[JOB]: In the records below, can you repeat word for word every line from the one containing "item-red-scarf-with-tail[interactable] xyxy=(288,1994,532,2238)" up to and including the one containing "light-blue-cape-thumbnail xyxy=(834,2054,1027,2181)"?

[ENTRIES PROVIDED]:
+--

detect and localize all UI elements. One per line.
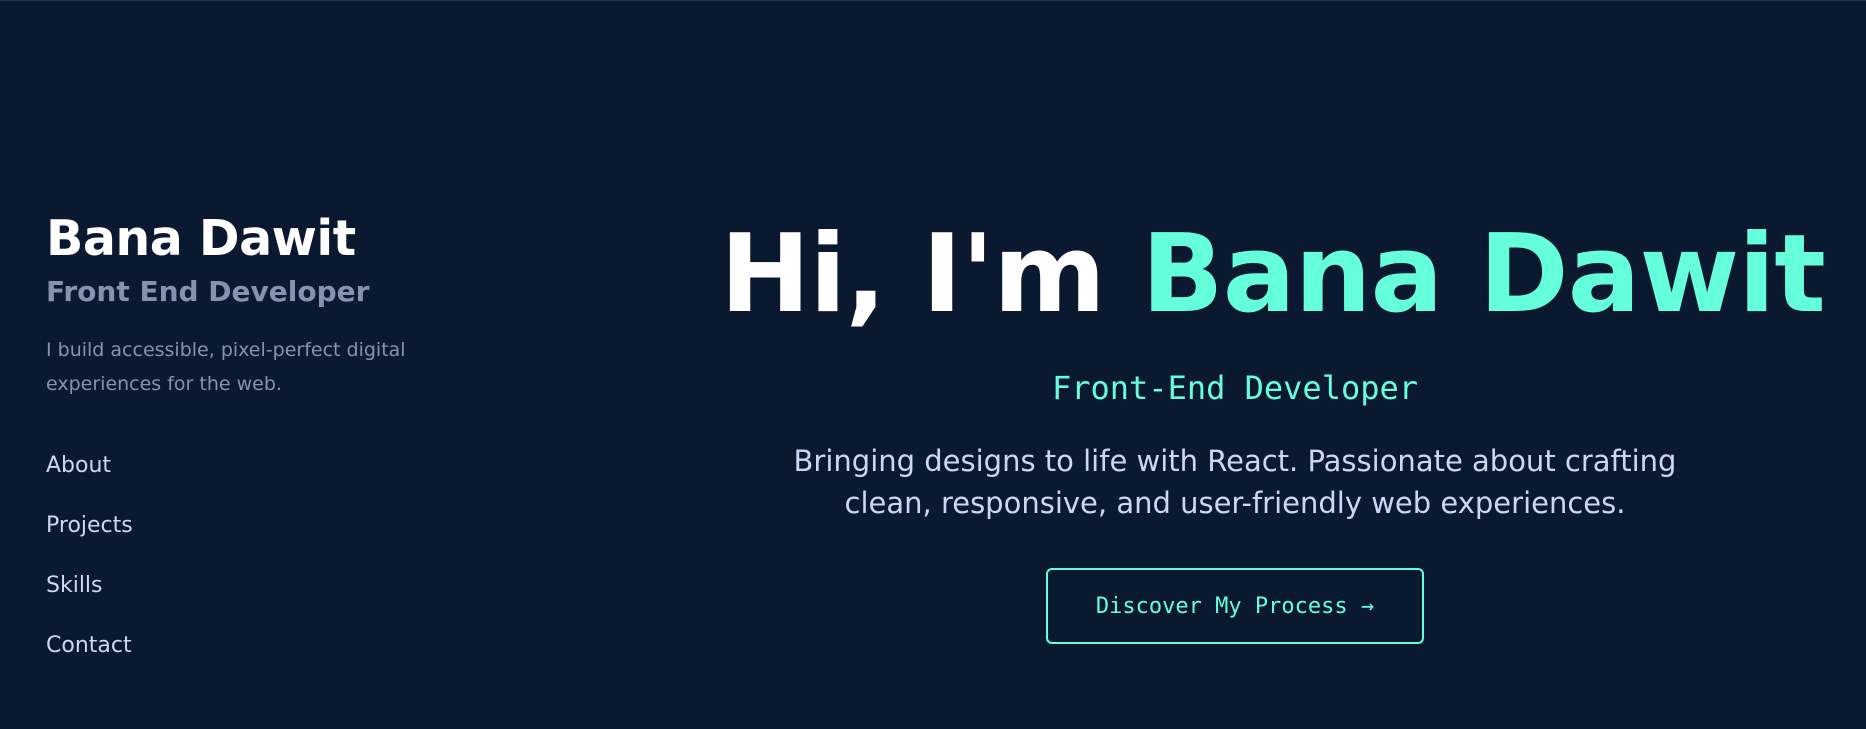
hero-section: Hi, I'm Bana Dawit Front-End Developer B… — [720, 212, 1826, 644]
hero-greeting: Hi, I'm — [720, 212, 1142, 337]
hero-name: Bana Dawit — [1141, 212, 1826, 337]
nav-link-about[interactable]: About — [46, 451, 446, 481]
top-border — [0, 0, 1866, 1]
hero-headline: Hi, I'm Bana Dawit — [720, 212, 1826, 337]
sidebar-bio: I build accessible, pixel-perfect digita… — [46, 339, 406, 395]
nav-link-contact[interactable]: Contact — [46, 631, 446, 661]
hero-subtitle: Front-End Developer — [1051, 369, 1419, 407]
nav-link-projects[interactable]: Projects — [46, 511, 446, 541]
sidebar-role: Front End Developer — [46, 275, 370, 308]
sidebar-name: Bana Dawit — [46, 210, 356, 267]
sidebar-nav: About Projects Skills Contact — [46, 451, 446, 661]
hero-description: Bringing designs to life with React. Pas… — [793, 444, 1677, 520]
discover-process-button[interactable]: Discover My Process → — [1046, 568, 1424, 644]
nav-link-skills[interactable]: Skills — [46, 571, 446, 601]
sidebar: Bana Dawit Front End Developer I build a… — [46, 205, 446, 691]
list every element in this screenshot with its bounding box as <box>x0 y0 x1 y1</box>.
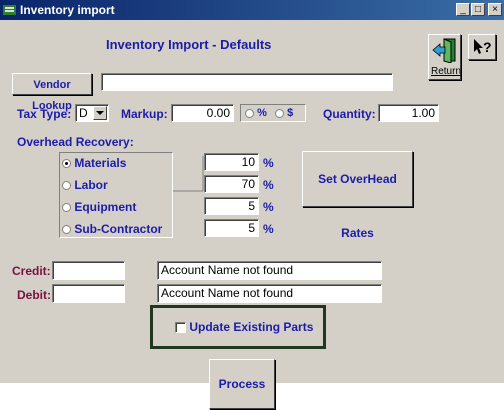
equipment-percent-field[interactable]: 5 <box>204 197 259 215</box>
credit-account-name: Account Name not found <box>157 261 382 280</box>
dollar-label: $ <box>287 107 294 119</box>
markup-field[interactable]: 0.00 <box>171 104 234 122</box>
percent-label: % <box>257 107 267 119</box>
labor-label: Labor <box>74 178 108 192</box>
debit-label: Debit: <box>17 288 51 302</box>
materials-percent-sign: % <box>263 156 274 170</box>
credit-label: Credit: <box>12 264 51 278</box>
svg-text:?: ? <box>483 39 492 55</box>
overhead-recovery-label: Overhead Recovery: <box>17 135 134 149</box>
overhead-subcontractor-option[interactable]: Sub-Contractor <box>62 222 162 236</box>
markup-dollar-option[interactable]: $ <box>275 107 293 119</box>
credit-account-field[interactable] <box>52 261 125 280</box>
title-bar: Inventory import _ □ × <box>0 0 504 20</box>
debit-account-name: Account Name not found <box>157 284 382 303</box>
overhead-labor-option[interactable]: Labor <box>62 178 108 192</box>
minimize-button[interactable]: _ <box>456 3 470 16</box>
tax-type-label: Tax Type: <box>17 107 72 121</box>
labor-percent-sign: % <box>263 178 274 192</box>
equipment-label: Equipment <box>74 200 137 214</box>
maximize-button[interactable]: □ <box>471 3 485 16</box>
return-button[interactable]: Return <box>428 34 461 80</box>
labor-percent-field[interactable]: 70 <box>204 175 259 193</box>
tax-type-select[interactable]: D <box>75 104 109 122</box>
overhead-materials-option[interactable]: Materials <box>62 156 126 170</box>
percent-radio[interactable] <box>245 108 254 118</box>
update-existing-parts-option[interactable]: Update Existing Parts <box>175 320 313 334</box>
page-title: Inventory Import - Defaults <box>106 37 272 52</box>
quantity-label: Quantity: <box>323 107 376 121</box>
chevron-down-icon[interactable] <box>93 106 107 120</box>
process-button[interactable]: Process <box>209 359 275 409</box>
connector-lines <box>173 156 204 192</box>
subcontractor-radio[interactable] <box>62 225 71 235</box>
update-existing-label: Update Existing Parts <box>189 320 314 334</box>
markup-label: Markup: <box>121 107 168 121</box>
materials-radio[interactable] <box>62 159 71 169</box>
vendor-lookup-button[interactable]: Vendor Lookup <box>12 73 92 112</box>
return-label: Return <box>431 66 462 77</box>
set-overhead-rates-button[interactable]: Set OverHead Rates <box>302 151 413 240</box>
whats-this-help-icon: ? <box>474 39 492 55</box>
vendor-field[interactable] <box>101 73 393 91</box>
markup-percent-option[interactable]: % <box>245 107 267 119</box>
equipment-percent-sign: % <box>263 200 274 214</box>
update-existing-frame: Update Existing Parts <box>150 305 326 349</box>
materials-percent-field[interactable]: 10 <box>204 153 259 171</box>
overhead-equipment-option[interactable]: Equipment <box>62 200 136 214</box>
tax-type-value: D <box>79 106 88 120</box>
subcontractor-label: Sub-Contractor <box>74 222 163 236</box>
labor-radio[interactable] <box>62 181 71 191</box>
markup-type-group: % $ <box>240 104 306 122</box>
subcontractor-percent-field[interactable]: 5 <box>204 219 259 237</box>
dollar-radio[interactable] <box>275 108 284 118</box>
app-icon <box>3 5 16 15</box>
close-button[interactable]: × <box>488 3 502 16</box>
help-button[interactable]: ? <box>468 34 496 60</box>
subcontractor-percent-sign: % <box>263 222 274 236</box>
materials-label: Materials <box>74 156 127 170</box>
inventory-import-window: Inventory import _ □ × Inventory Import … <box>0 0 504 409</box>
exit-door-icon <box>432 38 456 63</box>
update-existing-checkbox[interactable] <box>175 322 186 334</box>
equipment-radio[interactable] <box>62 203 71 213</box>
debit-account-field[interactable] <box>52 284 125 303</box>
quantity-field[interactable]: 1.00 <box>378 104 439 122</box>
window-title: Inventory import <box>20 3 115 17</box>
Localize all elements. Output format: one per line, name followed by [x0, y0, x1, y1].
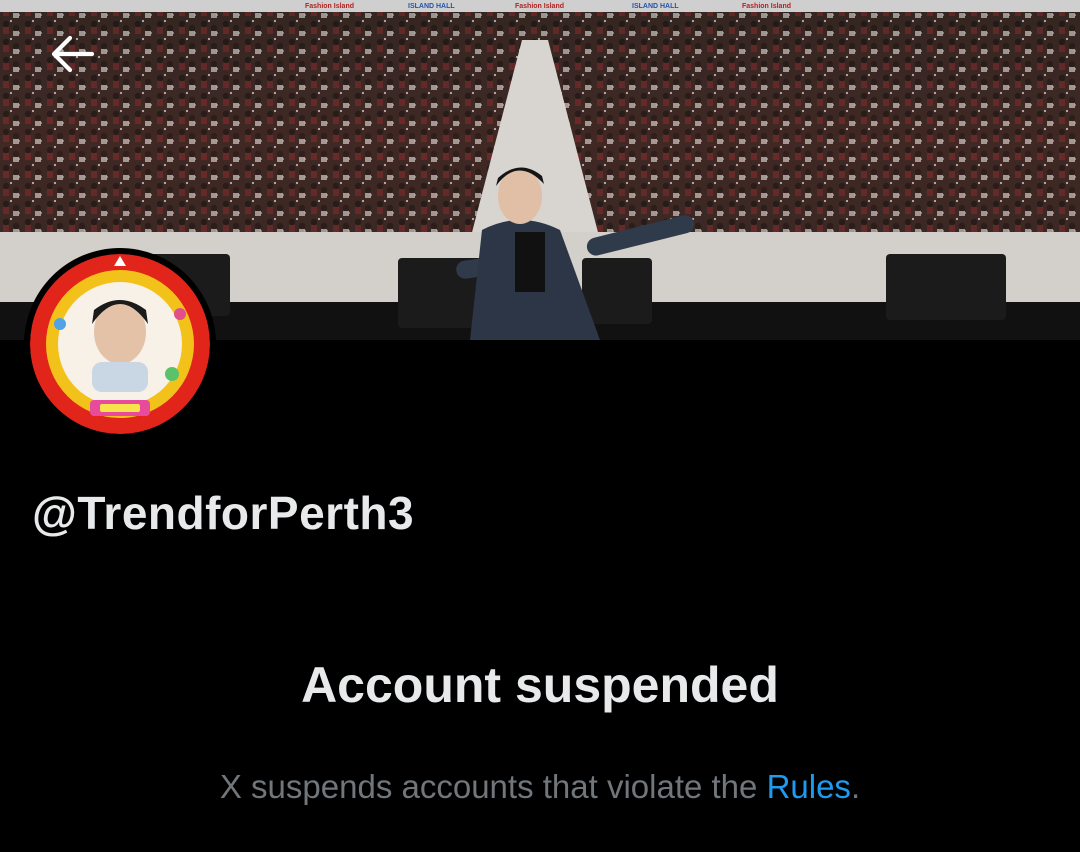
back-button[interactable]	[44, 26, 100, 82]
banner-sign-text: ISLAND HALL	[408, 3, 455, 10]
account-suspended-description: X suspends accounts that violate the Rul…	[0, 768, 1080, 806]
banner-sign-text: Fashion Island	[742, 3, 791, 10]
banner-sign-text: Fashion Island	[515, 3, 564, 10]
profile-handle: @TrendforPerth3	[32, 487, 415, 539]
profile-avatar[interactable]	[24, 248, 216, 440]
avatar-photo	[30, 254, 210, 434]
account-suspended-title: Account suspended	[301, 657, 779, 713]
rules-link[interactable]: Rules	[767, 768, 851, 805]
banner-sign-text: Fashion Island	[305, 3, 354, 10]
suspended-description-text: X suspends accounts that violate the	[219, 768, 767, 805]
banner-sign-text: ISLAND HALL	[632, 3, 679, 10]
arrow-left-icon	[51, 35, 95, 73]
suspended-description-period: .	[850, 768, 861, 805]
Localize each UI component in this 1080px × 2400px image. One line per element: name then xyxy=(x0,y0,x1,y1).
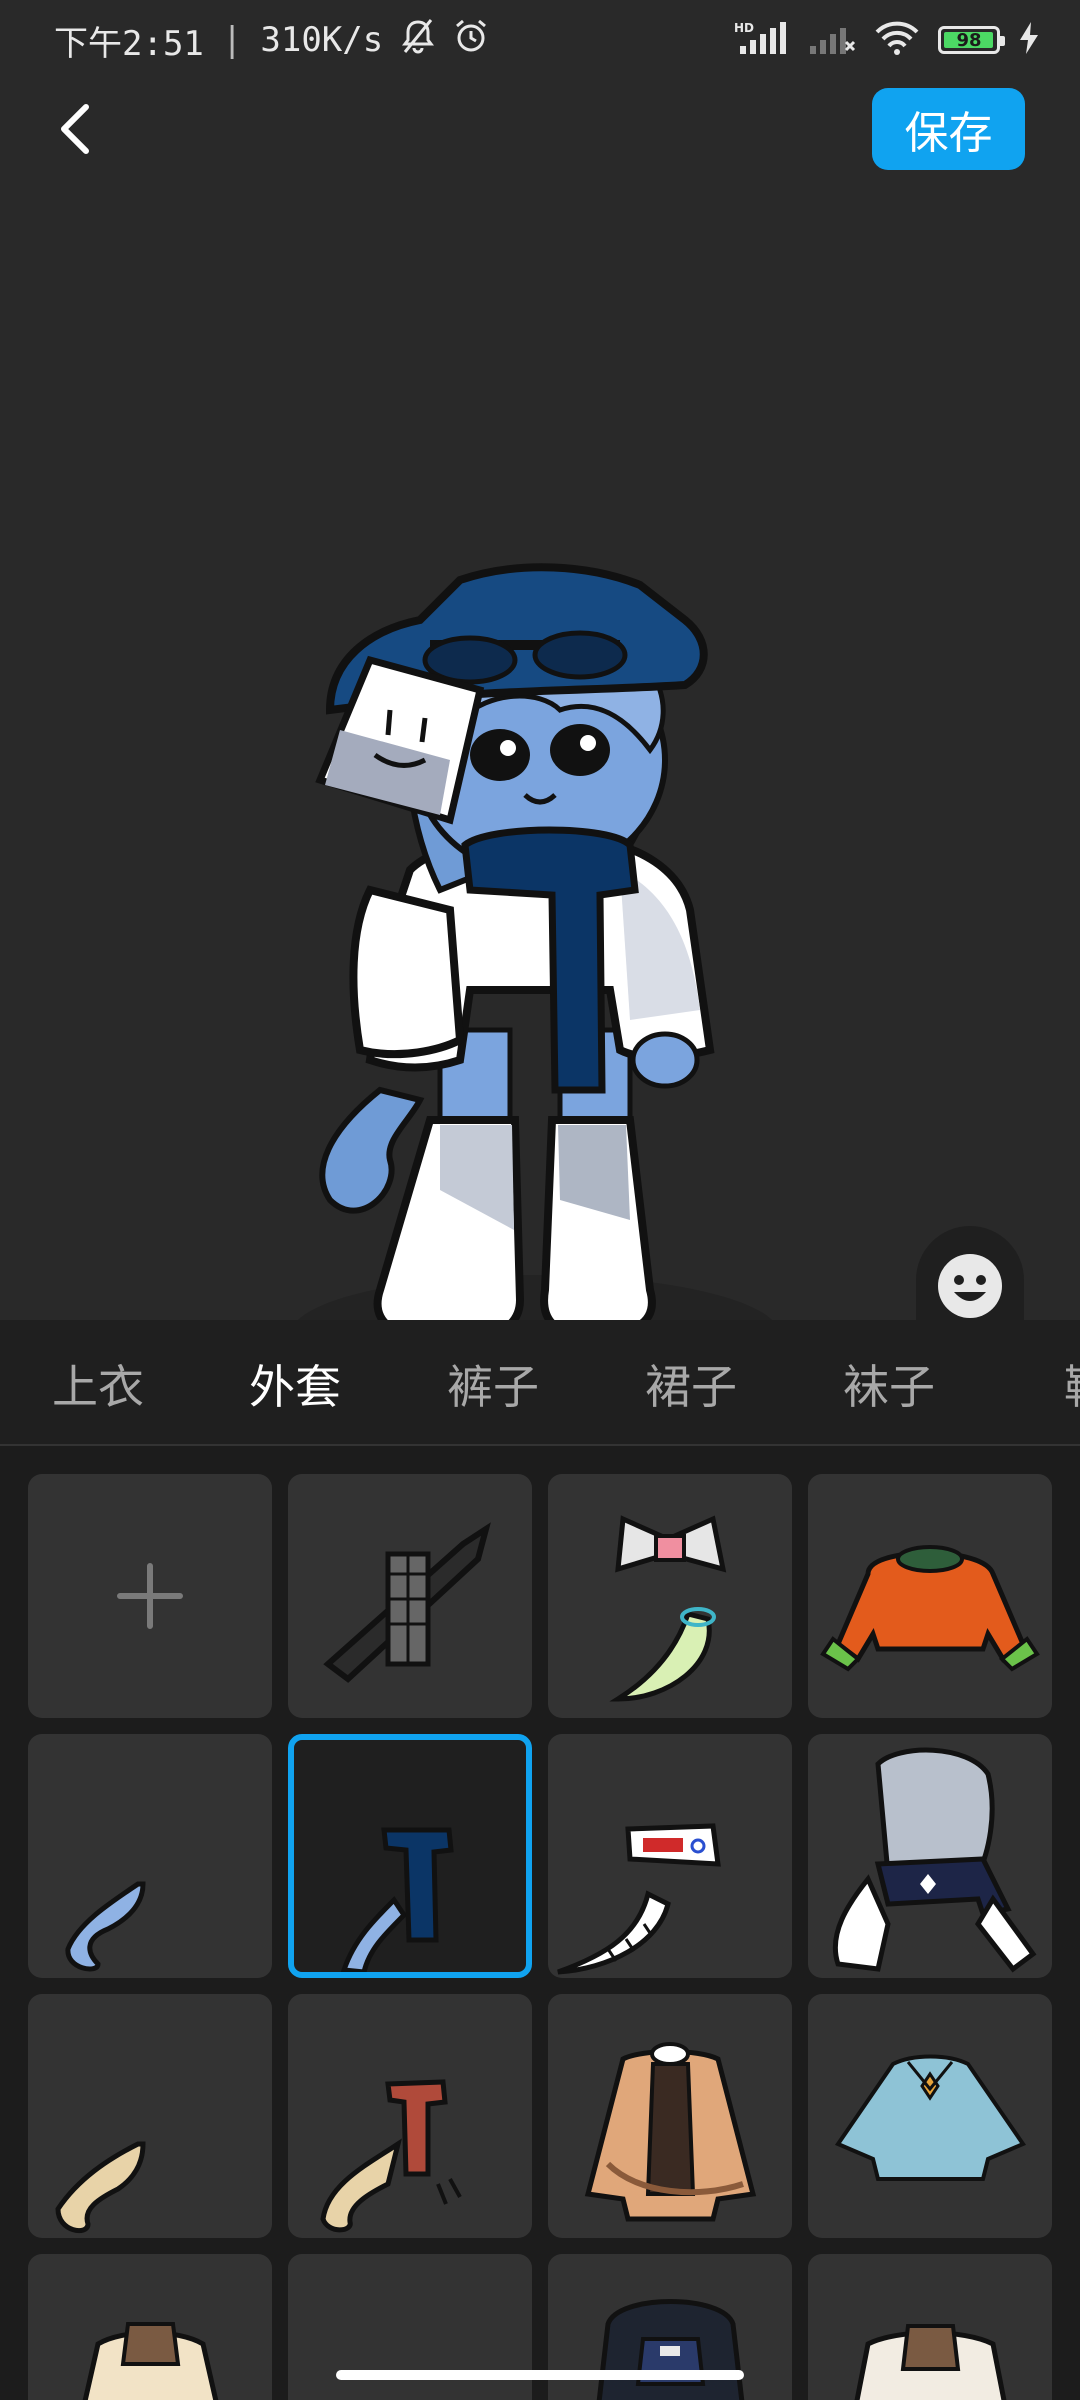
item-red-scarf-with-tail[interactable] xyxy=(288,1994,532,2238)
outfit-editor-screen: 下午2:51 | 310K/s HD 98 保存 上衣 外套 裤子 裙子 袜子 xyxy=(0,0,1080,2400)
sailor-outfit-thumbnail xyxy=(832,1747,1037,1973)
alarm-icon xyxy=(453,18,489,63)
back-button[interactable] xyxy=(46,96,106,166)
item-navy-scarf[interactable] xyxy=(288,1734,532,1978)
tab-label: 上衣 xyxy=(52,1360,144,1414)
white-brown-coat-thumbnail xyxy=(854,2324,1007,2400)
wifi-icon xyxy=(874,20,920,60)
tan-trench-coat-thumbnail xyxy=(584,2042,757,2222)
tab-pants[interactable]: 裤子 xyxy=(394,1347,592,1417)
orange-jacket-thumbnail xyxy=(820,1545,1040,1672)
battery-level: 98 xyxy=(956,29,982,51)
light-blue-cape-thumbnail xyxy=(834,2054,1027,2181)
bell-off-icon xyxy=(401,18,435,63)
tab-tops[interactable]: 上衣 xyxy=(0,1347,196,1417)
item-grid-container xyxy=(0,1446,1080,2400)
charging-bolt-icon xyxy=(1018,21,1040,59)
item-grid xyxy=(28,1474,1052,2400)
item-cream-coat[interactable] xyxy=(28,2254,272,2400)
add-item-button[interactable] xyxy=(28,1474,272,1718)
tab-outerwear[interactable]: 外套 xyxy=(196,1347,394,1417)
tab-label: 袜子 xyxy=(843,1360,935,1414)
item-bow-and-feather[interactable] xyxy=(548,1474,792,1718)
item-mask-and-white-tail[interactable] xyxy=(548,1734,792,1978)
cream-coat-thumbnail xyxy=(82,2322,219,2400)
item-blue-tail-ribbon[interactable] xyxy=(28,1734,272,1978)
bow-and-feather-thumbnail xyxy=(609,1515,727,1702)
plus-icon xyxy=(117,1563,183,1629)
beige-tail-thumbnail xyxy=(55,2141,146,2234)
save-button[interactable]: 保存 xyxy=(872,88,1025,170)
category-tabs: 上衣 外套 裤子 裙子 袜子 鞋 xyxy=(0,1320,1080,1446)
status-time: 下午2:51 xyxy=(54,23,204,64)
red-scarf-with-tail-thumbnail xyxy=(320,2079,462,2233)
blue-tail-ribbon-thumbnail xyxy=(65,1881,146,1972)
signal-badge-text: HD xyxy=(734,21,754,35)
item-checked-scarf-sword[interactable] xyxy=(288,1474,532,1718)
item-white-brown-coat[interactable] xyxy=(808,2254,1052,2400)
item-orange-jacket[interactable] xyxy=(808,1474,1052,1718)
tab-socks[interactable]: 袜子 xyxy=(790,1347,988,1417)
chevron-left-icon xyxy=(56,99,96,163)
item-sailor-outfit[interactable] xyxy=(808,1734,1052,1978)
home-indicator[interactable] xyxy=(336,2370,744,2380)
character-preview xyxy=(0,180,1080,1444)
face-toggle-button[interactable] xyxy=(932,1250,1008,1326)
face-icon xyxy=(936,1252,1004,1324)
battery-icon: 98 xyxy=(938,26,1005,54)
signal-no-sim-icon xyxy=(808,20,856,60)
navy-scarf-thumbnail xyxy=(340,1827,454,1972)
tab-shoes[interactable]: 鞋 xyxy=(988,1347,1080,1417)
item-tan-trench-coat[interactable] xyxy=(548,1994,792,2238)
tab-label: 外套 xyxy=(249,1360,341,1414)
status-bar: 下午2:51 | 310K/s HD 98 xyxy=(0,0,1080,80)
tab-label: 裙子 xyxy=(645,1360,737,1414)
item-light-blue-cape[interactable] xyxy=(808,1994,1052,2238)
tab-label: 鞋 xyxy=(1064,1360,1080,1414)
item-beige-tail[interactable] xyxy=(28,1994,272,2238)
status-right: HD 98 xyxy=(734,20,1040,60)
mask-and-white-tail-thumbnail xyxy=(557,1823,721,1975)
tab-skirts[interactable]: 裙子 xyxy=(592,1347,790,1417)
hd-signal-icon: HD xyxy=(734,20,790,60)
character-avatar xyxy=(290,563,780,1390)
network-speed: 310K/s xyxy=(260,20,384,60)
checked-scarf-sword-thumbnail xyxy=(323,1522,491,1683)
status-separator: | xyxy=(221,20,243,60)
status-left: 下午2:51 | 310K/s xyxy=(54,16,489,65)
tab-label: 裤子 xyxy=(447,1360,539,1414)
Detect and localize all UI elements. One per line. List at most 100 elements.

+--

[CORRECT ANSWER]:
item-red-scarf-with-tail[interactable] xyxy=(288,1994,532,2238)
outfit-editor-screen: 下午2:51 | 310K/s HD 98 保存 上衣 外套 裤子 裙子 袜子 xyxy=(0,0,1080,2400)
sailor-outfit-thumbnail xyxy=(832,1747,1037,1973)
alarm-icon xyxy=(453,18,489,63)
back-button[interactable] xyxy=(46,96,106,166)
item-navy-scarf[interactable] xyxy=(288,1734,532,1978)
tab-label: 上衣 xyxy=(52,1360,144,1414)
white-brown-coat-thumbnail xyxy=(854,2324,1007,2400)
wifi-icon xyxy=(874,20,920,60)
tan-trench-coat-thumbnail xyxy=(584,2042,757,2222)
tab-pants[interactable]: 裤子 xyxy=(394,1347,592,1417)
orange-jacket-thumbnail xyxy=(820,1545,1040,1672)
battery-level: 98 xyxy=(956,29,982,51)
light-blue-cape-thumbnail xyxy=(834,2054,1027,2181)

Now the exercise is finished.